Written problem
Each line containing the word "name" must be collected.

Figure data in JSON
begin

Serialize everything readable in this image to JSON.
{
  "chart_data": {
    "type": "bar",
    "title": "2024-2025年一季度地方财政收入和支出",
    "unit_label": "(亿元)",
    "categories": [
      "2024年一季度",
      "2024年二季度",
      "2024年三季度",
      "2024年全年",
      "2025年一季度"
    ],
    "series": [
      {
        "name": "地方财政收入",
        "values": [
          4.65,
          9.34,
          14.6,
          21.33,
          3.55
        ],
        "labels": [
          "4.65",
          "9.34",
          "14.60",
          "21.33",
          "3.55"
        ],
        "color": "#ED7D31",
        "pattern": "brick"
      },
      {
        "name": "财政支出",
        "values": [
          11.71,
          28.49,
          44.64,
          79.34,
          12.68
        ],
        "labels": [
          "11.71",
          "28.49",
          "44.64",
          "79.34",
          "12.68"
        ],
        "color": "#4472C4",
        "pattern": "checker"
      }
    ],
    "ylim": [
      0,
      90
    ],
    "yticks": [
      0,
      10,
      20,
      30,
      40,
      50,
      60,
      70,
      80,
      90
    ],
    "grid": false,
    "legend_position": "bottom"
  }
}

end
begin

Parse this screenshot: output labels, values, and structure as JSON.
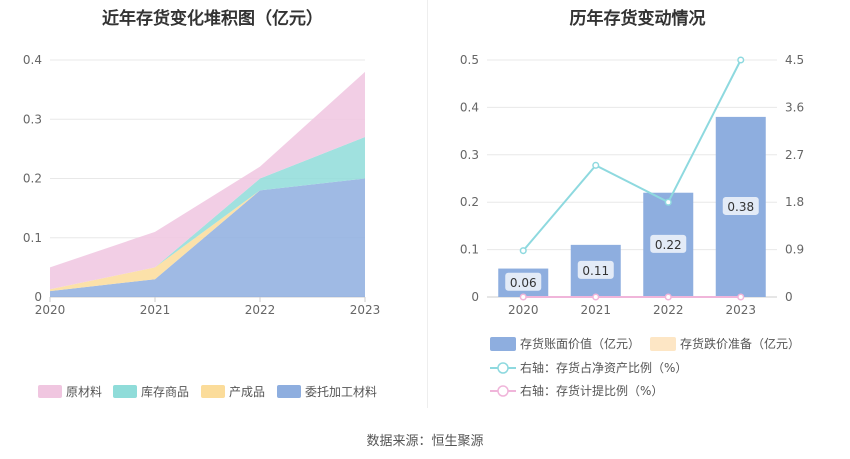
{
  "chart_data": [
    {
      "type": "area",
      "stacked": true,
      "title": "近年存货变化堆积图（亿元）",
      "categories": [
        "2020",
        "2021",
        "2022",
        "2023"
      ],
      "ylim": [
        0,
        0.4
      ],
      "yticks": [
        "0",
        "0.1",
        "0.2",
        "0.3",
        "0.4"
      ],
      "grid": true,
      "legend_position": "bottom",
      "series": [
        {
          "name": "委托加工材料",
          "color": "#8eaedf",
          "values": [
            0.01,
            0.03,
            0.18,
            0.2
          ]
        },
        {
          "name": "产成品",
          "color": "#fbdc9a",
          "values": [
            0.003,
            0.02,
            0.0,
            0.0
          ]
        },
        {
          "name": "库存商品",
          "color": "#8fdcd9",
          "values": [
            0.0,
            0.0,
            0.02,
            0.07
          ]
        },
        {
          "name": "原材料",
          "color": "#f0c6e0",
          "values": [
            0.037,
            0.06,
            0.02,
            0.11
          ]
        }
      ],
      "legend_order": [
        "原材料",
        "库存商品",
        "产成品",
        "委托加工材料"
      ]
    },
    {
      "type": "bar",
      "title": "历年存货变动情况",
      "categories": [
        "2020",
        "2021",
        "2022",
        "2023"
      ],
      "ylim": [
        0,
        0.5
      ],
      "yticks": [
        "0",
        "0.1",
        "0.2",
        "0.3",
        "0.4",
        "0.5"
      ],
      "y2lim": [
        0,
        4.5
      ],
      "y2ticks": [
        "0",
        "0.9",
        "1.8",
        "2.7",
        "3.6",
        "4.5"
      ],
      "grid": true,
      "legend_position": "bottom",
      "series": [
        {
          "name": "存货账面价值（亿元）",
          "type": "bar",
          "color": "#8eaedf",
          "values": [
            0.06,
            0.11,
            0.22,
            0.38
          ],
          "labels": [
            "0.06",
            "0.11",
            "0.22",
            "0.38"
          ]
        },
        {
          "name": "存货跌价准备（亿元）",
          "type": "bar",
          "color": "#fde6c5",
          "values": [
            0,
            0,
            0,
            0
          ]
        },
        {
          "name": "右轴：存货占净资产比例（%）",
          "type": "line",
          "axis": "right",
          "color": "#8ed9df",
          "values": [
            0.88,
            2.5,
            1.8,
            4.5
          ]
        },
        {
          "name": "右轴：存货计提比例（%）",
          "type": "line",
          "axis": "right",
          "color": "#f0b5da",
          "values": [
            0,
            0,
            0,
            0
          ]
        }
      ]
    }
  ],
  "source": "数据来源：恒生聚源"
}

end

Output of the task
        "name": "地方财政收入",
        "name": "财政支出",
          "name": "委托加工材料",
          "name": "产成品",
          "name": "库存商品",
          "name": "原材料",
          "name": "存货账面价值（亿元）",
          "name": "存货跌价准备（亿元）",
          "name": "右轴：存货占净资产比例（%）",
          "name": "右轴：存货计提比例（%）",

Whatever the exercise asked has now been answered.